[Extracted records]
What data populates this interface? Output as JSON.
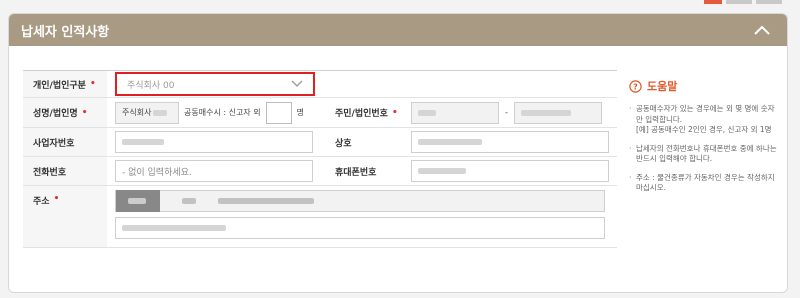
{
  "header": {
    "title": "납세자 인적사항"
  },
  "form": {
    "entity_type": {
      "label": "개인/법인구분",
      "value": "주식회사 00"
    },
    "name": {
      "label": "성명/법인명",
      "value_prefix": "주식회사",
      "co_owner_text": "공동매수시 : 신고자 외",
      "unit": "명"
    },
    "resident_no": {
      "label": "주민/법인번호"
    },
    "biz_no": {
      "label": "사업자번호"
    },
    "trade_name": {
      "label": "상호"
    },
    "phone": {
      "label": "전화번호",
      "placeholder": "- 없이 입력하세요."
    },
    "mobile": {
      "label": "휴대폰번호"
    },
    "address": {
      "label": "주소"
    }
  },
  "help": {
    "title": "도움말",
    "items": [
      {
        "text": "공동매수자가 있는 경우에는 외 몇 명에 숫자만 입력합니다.",
        "sub": "[예] 공동매수인 2인인 경우, 신고자 외 1명"
      },
      {
        "text": "납세자의 전화번호나 휴대폰번호 중에 하나는 반드시 입력해야 합니다."
      },
      {
        "text": "주소 : 물건종류가 자동차인 경우는 작성하지 마십시오."
      }
    ]
  }
}
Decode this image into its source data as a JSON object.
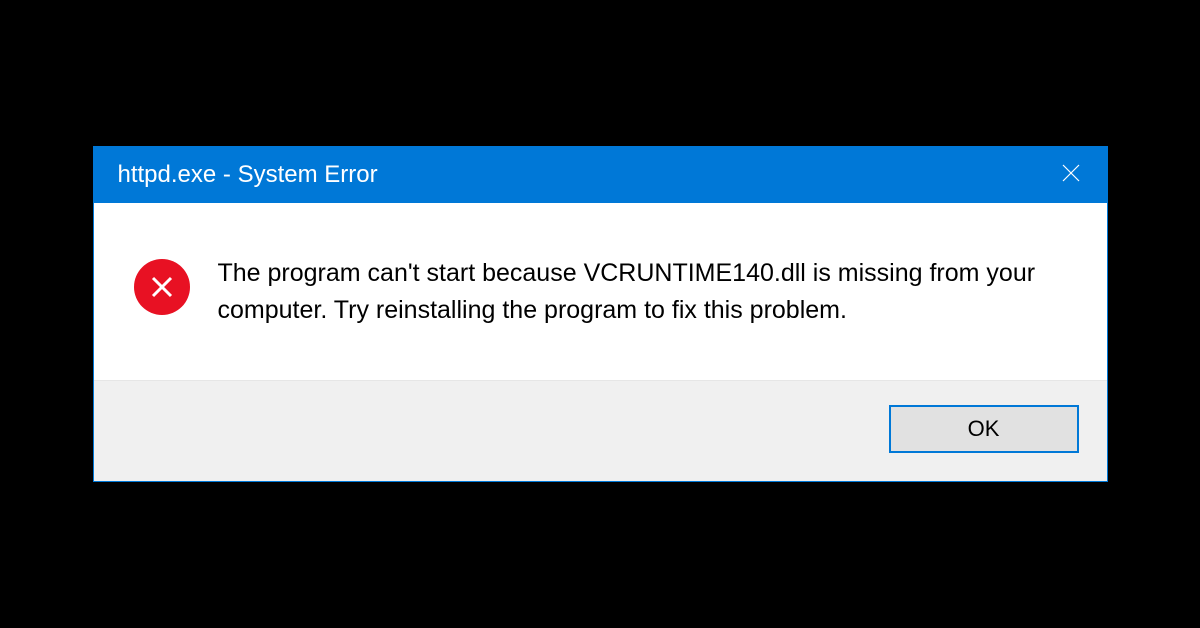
{
  "dialog": {
    "title": "httpd.exe - System Error",
    "message": "The program can't start because VCRUNTIME140.dll is missing from your computer. Try reinstalling the program to fix this problem.",
    "ok_label": "OK"
  }
}
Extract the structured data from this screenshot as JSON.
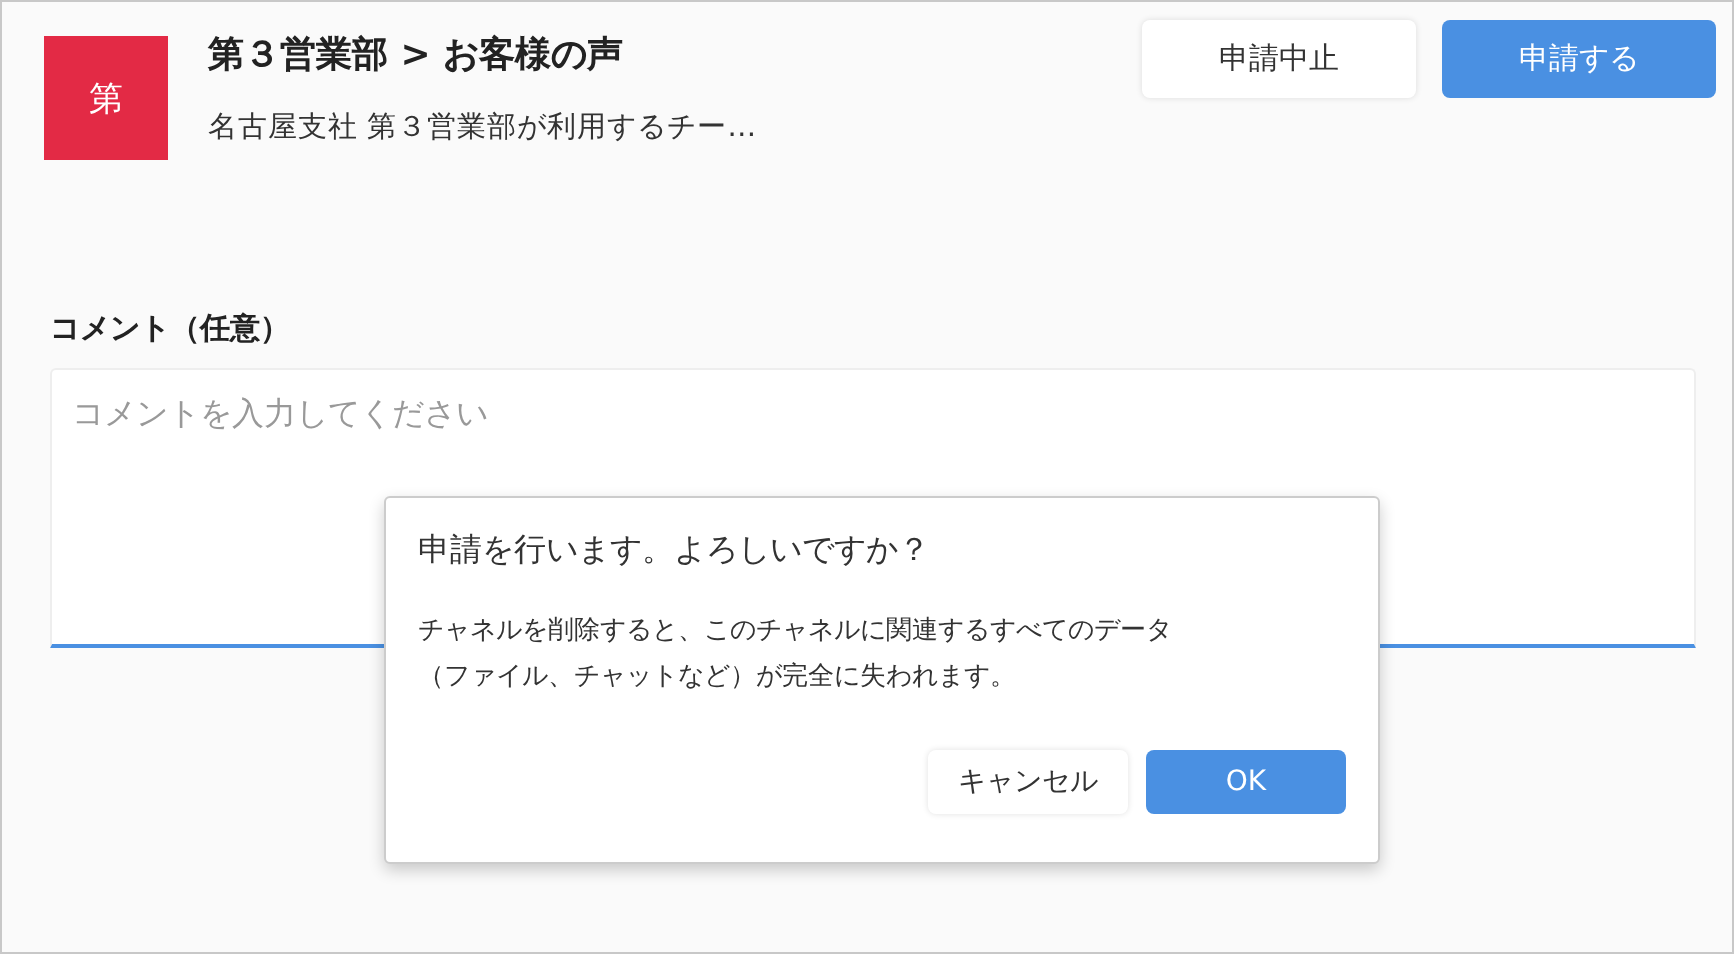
{
  "header": {
    "avatar": "第",
    "title": "第３営業部 > お客様の声",
    "subtitle": "名古屋支社 第３営業部が利用するチー…",
    "buttons": [
      {
        "label": "申請中止",
        "kind": "secondary"
      },
      {
        "label": "申請する",
        "kind": "primary"
      }
    ]
  },
  "comment": {
    "label": "コメント（任意）",
    "placeholder": "コメントを入力してください"
  },
  "dialog": {
    "title": "申請を行います。よろしいですか？",
    "message": [
      "チャネルを削除すると、このチャネルに関連するすべてのデータ",
      "（ファイル、チャットなど）が完全に失われます。"
    ],
    "buttons": [
      {
        "label": "キャンセル",
        "kind": "secondary"
      },
      {
        "label": "OK",
        "kind": "primary"
      }
    ]
  }
}
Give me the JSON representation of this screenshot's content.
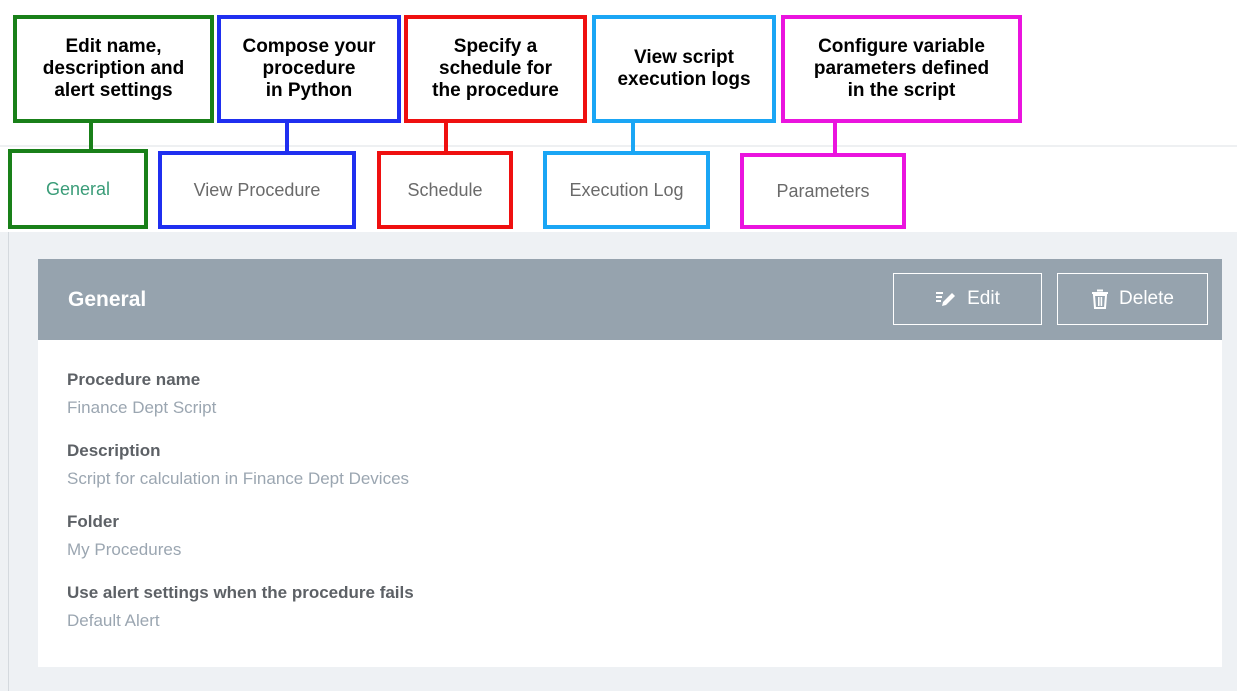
{
  "callouts": [
    {
      "id": "general",
      "text": "Edit name,\ndescription and\nalert settings",
      "color": "#198019"
    },
    {
      "id": "view-procedure",
      "text": "Compose your\nprocedure\nin Python",
      "color": "#1f2ff0"
    },
    {
      "id": "schedule",
      "text": "Specify a\nschedule for\nthe procedure",
      "color": "#ef1010"
    },
    {
      "id": "execution-log",
      "text": "View script\nexecution logs",
      "color": "#1aa6f5"
    },
    {
      "id": "parameters",
      "text": "Configure variable\nparameters defined\nin the script",
      "color": "#ea14de"
    }
  ],
  "tabs": [
    {
      "label": "General",
      "active": true
    },
    {
      "label": "View Procedure",
      "active": false
    },
    {
      "label": "Schedule",
      "active": false
    },
    {
      "label": "Execution Log",
      "active": false
    },
    {
      "label": "Parameters",
      "active": false
    }
  ],
  "card": {
    "title": "General",
    "edit_label": "Edit",
    "delete_label": "Delete",
    "fields": [
      {
        "label": "Procedure name",
        "value": "Finance Dept Script"
      },
      {
        "label": "Description",
        "value": "Script for calculation in Finance Dept Devices"
      },
      {
        "label": "Folder",
        "value": "My Procedures"
      },
      {
        "label": "Use alert settings when the procedure fails",
        "value": "Default Alert"
      }
    ]
  },
  "colors": {
    "active_tab_text": "#3a9c78",
    "header_bg": "#96a3ae",
    "page_bg": "#eef1f4",
    "label_text": "#5d6166",
    "value_text": "#9ba6b1"
  }
}
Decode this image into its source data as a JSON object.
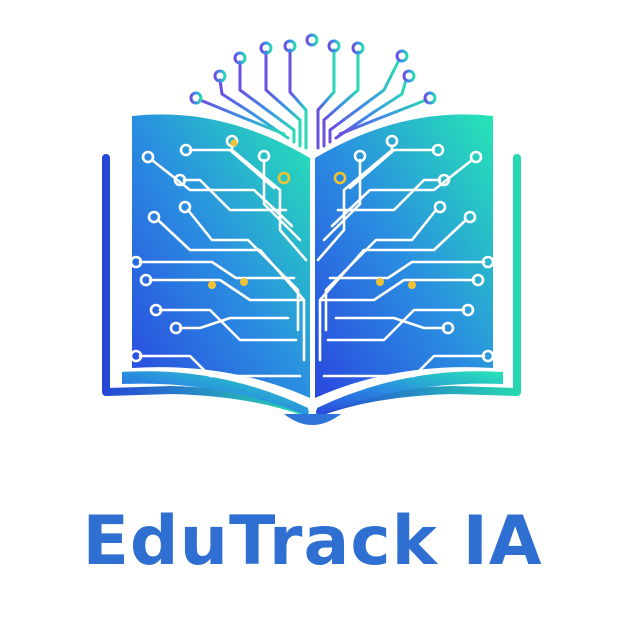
{
  "brand": {
    "name": "EduTrack IA",
    "text_color": "#2f6fd2"
  },
  "logo": {
    "icon": "open-book-circuit-tree-icon",
    "colors": {
      "gradient_start": "#2a47df",
      "gradient_mid": "#2a8fe0",
      "gradient_end": "#26e6b4",
      "circuit_line": "#ffffff",
      "node_accent": "#f1c232",
      "outline": "#2757d8"
    }
  }
}
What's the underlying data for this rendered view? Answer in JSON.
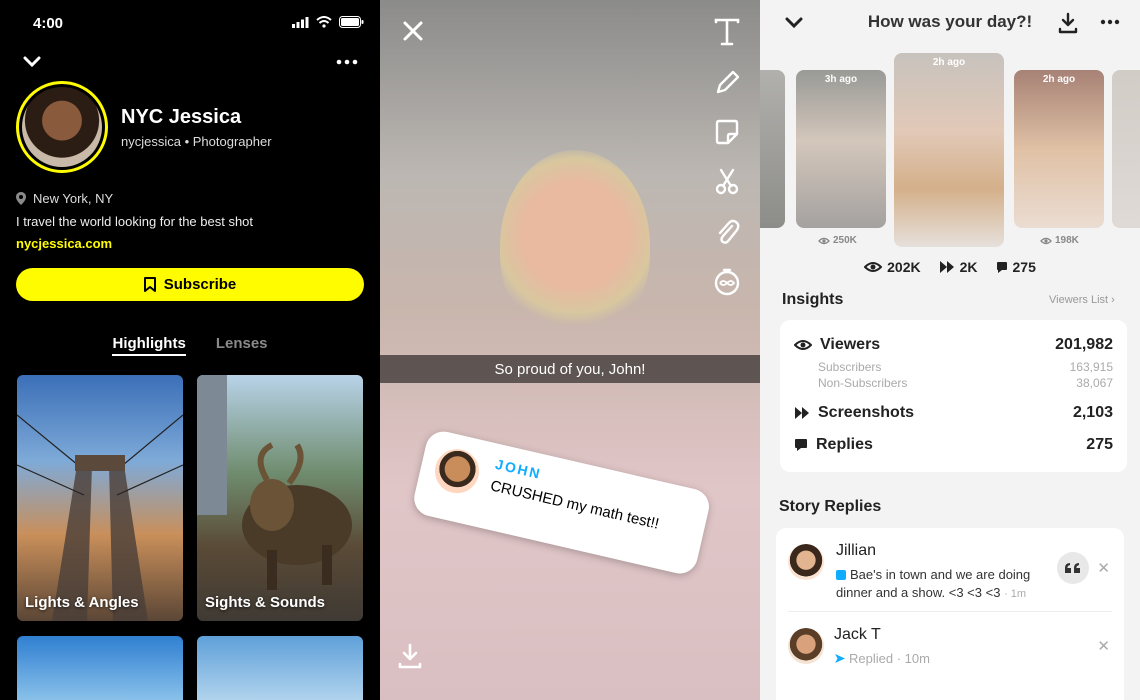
{
  "profile": {
    "time": "4:00",
    "name": "NYC Jessica",
    "handle": "nycjessica • Photographer",
    "location": "New York, NY",
    "bio": "I travel the world looking for the best shot",
    "link": "nycjessica.com",
    "subscribe_label": "Subscribe",
    "tabs": [
      "Highlights",
      "Lenses"
    ],
    "tiles": [
      "Lights & Angles",
      "Sights & Sounds"
    ],
    "accent": "#FFFC00"
  },
  "editor": {
    "caption": "So proud of you, John!",
    "sticker_name": "JOHN",
    "sticker_message": "CRUSHED my math test!!",
    "tools": [
      "text-icon",
      "pencil-icon",
      "sticker-icon",
      "scissors-icon",
      "paperclip-icon",
      "timer-icon"
    ]
  },
  "insights": {
    "title": "How was your day?!",
    "thumbnails": [
      {
        "ago": "3h ago",
        "views": "250K"
      },
      {
        "ago": "2h ago",
        "views": ""
      },
      {
        "ago": "2h ago",
        "views": "198K"
      }
    ],
    "summary": {
      "views": "202K",
      "screenshots": "2K",
      "replies": "275"
    },
    "section_title": "Insights",
    "viewers_list": "Viewers List",
    "viewers_label": "Viewers",
    "viewers": "201,982",
    "subscribers_label": "Subscribers",
    "subscribers": "163,915",
    "non_subscribers_label": "Non-Subscribers",
    "non_subscribers": "38,067",
    "screenshots_label": "Screenshots",
    "screenshots": "2,103",
    "replies_label": "Replies",
    "replies": "275",
    "story_replies_title": "Story Replies",
    "story_replies": [
      {
        "name": "Jillian",
        "message": "Bae's in town and we are doing dinner and a show. <3 <3 <3",
        "time": "1m"
      },
      {
        "name": "Jack T",
        "message": "Replied",
        "time": "10m"
      }
    ]
  }
}
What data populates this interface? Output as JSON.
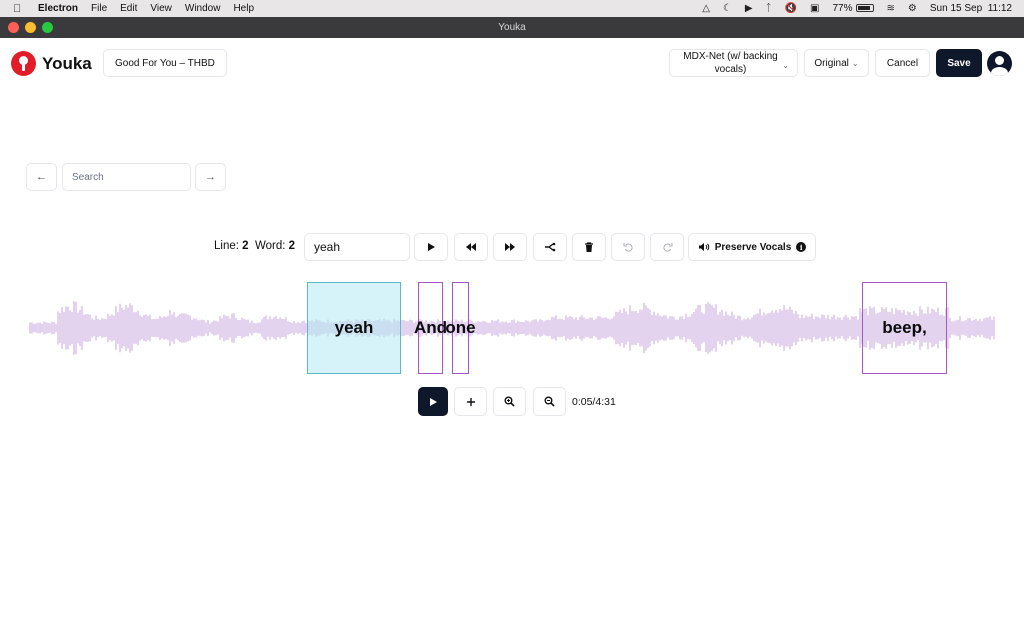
{
  "menubar": {
    "app_name": "Electron",
    "items": [
      "File",
      "Edit",
      "View",
      "Window",
      "Help"
    ],
    "battery": "77%",
    "date": "Sun 15 Sep",
    "time": "11:12"
  },
  "window": {
    "title": "Youka"
  },
  "header": {
    "logo_text": "Youka",
    "song": "Good For You – THBD",
    "model_select": "MDX-Net (w/ backing vocals)",
    "audio_select": "Original",
    "cancel_label": "Cancel",
    "save_label": "Save"
  },
  "search": {
    "placeholder": "Search"
  },
  "editor": {
    "line_label": "Line:",
    "line_value": "2",
    "word_label": "Word:",
    "word_value": "2",
    "word_text": "yeah",
    "preserve_label": "Preserve Vocals"
  },
  "waveform": {
    "color": "#c9a7dc",
    "words": [
      {
        "text": "yeah",
        "active": true
      },
      {
        "text": "And",
        "active": false
      },
      {
        "text": "one",
        "active": false
      },
      {
        "text": "beep,",
        "active": false
      }
    ]
  },
  "player": {
    "time": "0:05/4:31"
  },
  "colors": {
    "accent": "#0f172a",
    "brand": "#e11d2a",
    "word_border": "#a855c7",
    "active_word": "#b2e9f3"
  }
}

■ What is being asked ■
Copy every entry exactly as written. Pictures are excluded.

■ Solution to this exercise ■
What data populates this interface? Output as JSON.
{
  "header": {
    "title": "납세자 인적사항"
  },
  "form": {
    "entity_type": {
      "label": "개인/법인구분",
      "value": "주식회사 00"
    },
    "name": {
      "label": "성명/법인명",
      "value_prefix": "주식회사",
      "co_owner_text": "공동매수시 : 신고자 외",
      "unit": "명"
    },
    "resident_no": {
      "label": "주민/법인번호"
    },
    "biz_no": {
      "label": "사업자번호"
    },
    "trade_name": {
      "label": "상호"
    },
    "phone": {
      "label": "전화번호",
      "placeholder": "- 없이 입력하세요."
    },
    "mobile": {
      "label": "휴대폰번호"
    },
    "address": {
      "label": "주소"
    }
  },
  "help": {
    "title": "도움말",
    "items": [
      {
        "text": "공동매수자가 있는 경우에는 외 몇 명에 숫자만 입력합니다.",
        "sub": "[예] 공동매수인 2인인 경우, 신고자 외 1명"
      },
      {
        "text": "납세자의 전화번호나 휴대폰번호 중에 하나는 반드시 입력해야 합니다."
      },
      {
        "text": "주소 : 물건종류가 자동차인 경우는 작성하지 마십시오."
      }
    ]
  }
}
Decode this image into its source data as a JSON object.
{
  "dialog": {
    "title": "httpd.exe - System Error",
    "message": "The program can't start because VCRUNTIME140.dll is missing from your computer. Try reinstalling the program to fix this problem.",
    "ok_label": "OK"
  }
}
Extract the structured data from this screenshot as JSON.
{
  "header": {
    "avatar": "第",
    "title": "第３営業部 > お客様の声",
    "subtitle": "名古屋支社 第３営業部が利用するチー…",
    "buttons": [
      {
        "label": "申請中止",
        "kind": "secondary"
      },
      {
        "label": "申請する",
        "kind": "primary"
      }
    ]
  },
  "comment": {
    "label": "コメント（任意）",
    "placeholder": "コメントを入力してください"
  },
  "dialog": {
    "title": "申請を行います。よろしいですか？",
    "message": [
      "チャネルを削除すると、このチャネルに関連するすべてのデータ",
      "（ファイル、チャットなど）が完全に失われます。"
    ],
    "buttons": [
      {
        "label": "キャンセル",
        "kind": "secondary"
      },
      {
        "label": "OK",
        "kind": "primary"
      }
    ]
  }
}
Give me the JSON representation of this screenshot's content.
{
  "callouts": [
    {
      "id": "general",
      "text": "Edit name,\ndescription and\nalert settings",
      "color": "#198019"
    },
    {
      "id": "view-procedure",
      "text": "Compose your\nprocedure\nin Python",
      "color": "#1f2ff0"
    },
    {
      "id": "schedule",
      "text": "Specify a\nschedule for\nthe procedure",
      "color": "#ef1010"
    },
    {
      "id": "execution-log",
      "text": "View script\nexecution logs",
      "color": "#1aa6f5"
    },
    {
      "id": "parameters",
      "text": "Configure variable\nparameters defined\nin the script",
      "color": "#ea14de"
    }
  ],
  "tabs": [
    {
      "label": "General",
      "active": true
    },
    {
      "label": "View Procedure",
      "active": false
    },
    {
      "label": "Schedule",
      "active": false
    },
    {
      "label": "Execution Log",
      "active": false
    },
    {
      "label": "Parameters",
      "active": false
    }
  ],
  "card": {
    "title": "General",
    "edit_label": "Edit",
    "delete_label": "Delete",
    "fields": [
      {
        "label": "Procedure name",
        "value": "Finance Dept Script"
      },
      {
        "label": "Description",
        "value": "Script for calculation in Finance Dept Devices"
      },
      {
        "label": "Folder",
        "value": "My Procedures"
      },
      {
        "label": "Use alert settings when the procedure fails",
        "value": "Default Alert"
      }
    ]
  },
  "colors": {
    "active_tab_text": "#3a9c78",
    "header_bg": "#96a3ae",
    "page_bg": "#eef1f4",
    "label_text": "#5d6166",
    "value_text": "#9ba6b1"
  }
}
Decode this image into its source data as a JSON object.
{
  "brand": {
    "name": "EduTrack IA",
    "text_color": "#2f6fd2"
  },
  "logo": {
    "icon": "open-book-circuit-tree-icon",
    "colors": {
      "gradient_start": "#2a47df",
      "gradient_mid": "#2a8fe0",
      "gradient_end": "#26e6b4",
      "circuit_line": "#ffffff",
      "node_accent": "#f1c232",
      "outline": "#2757d8"
    }
  }
}
What's the underlying data for this rendered view? Answer in JSON.
{
  "profile": {
    "time": "4:00",
    "name": "NYC Jessica",
    "handle": "nycjessica • Photographer",
    "location": "New York, NY",
    "bio": "I travel the world looking for the best shot",
    "link": "nycjessica.com",
    "subscribe_label": "Subscribe",
    "tabs": [
      "Highlights",
      "Lenses"
    ],
    "tiles": [
      "Lights & Angles",
      "Sights & Sounds"
    ],
    "accent": "#FFFC00"
  },
  "editor": {
    "caption": "So proud of you, John!",
    "sticker_name": "JOHN",
    "sticker_message": "CRUSHED my math test!!",
    "tools": [
      "text-icon",
      "pencil-icon",
      "sticker-icon",
      "scissors-icon",
      "paperclip-icon",
      "timer-icon"
    ]
  },
  "insights": {
    "title": "How was your day?!",
    "thumbnails": [
      {
        "ago": "3h ago",
        "views": "250K"
      },
      {
        "ago": "2h ago",
        "views": ""
      },
      {
        "ago": "2h ago",
        "views": "198K"
      }
    ],
    "summary": {
      "views": "202K",
      "screenshots": "2K",
      "replies": "275"
    },
    "section_title": "Insights",
    "viewers_list": "Viewers List",
    "viewers_label": "Viewers",
    "viewers": "201,982",
    "subscribers_label": "Subscribers",
    "subscribers": "163,915",
    "non_subscribers_label": "Non-Subscribers",
    "non_subscribers": "38,067",
    "screenshots_label": "Screenshots",
    "screenshots": "2,103",
    "replies_label": "Replies",
    "replies": "275",
    "story_replies_title": "Story Replies",
    "story_replies": [
      {
        "name": "Jillian",
        "message": "Bae's in town and we are doing dinner and a show. <3 <3 <3",
        "time": "1m"
      },
      {
        "name": "Jack T",
        "message": "Replied",
        "time": "10m"
      }
    ]
  }
}
What data populates this interface? Output as JSON.
{
  "menubar": {
    "app_name": "Electron",
    "items": [
      "File",
      "Edit",
      "View",
      "Window",
      "Help"
    ],
    "battery": "77%",
    "date": "Sun 15 Sep",
    "time": "11:12"
  },
  "window": {
    "title": "Youka"
  },
  "header": {
    "logo_text": "Youka",
    "song": "Good For You – THBD",
    "model_select": "MDX-Net (w/ backing vocals)",
    "audio_select": "Original",
    "cancel_label": "Cancel",
    "save_label": "Save"
  },
  "search": {
    "placeholder": "Search"
  },
  "editor": {
    "line_label": "Line:",
    "line_value": "2",
    "word_label": "Word:",
    "word_value": "2",
    "word_text": "yeah",
    "preserve_label": "Preserve Vocals"
  },
  "waveform": {
    "color": "#c9a7dc",
    "words": [
      {
        "text": "yeah",
        "active": true
      },
      {
        "text": "And",
        "active": false
      },
      {
        "text": "one",
        "active": false
      },
      {
        "text": "beep,",
        "active": false
      }
    ]
  },
  "player": {
    "time": "0:05/4:31"
  },
  "colors": {
    "accent": "#0f172a",
    "brand": "#e11d2a",
    "word_border": "#a855c7",
    "active_word": "#b2e9f3"
  }
}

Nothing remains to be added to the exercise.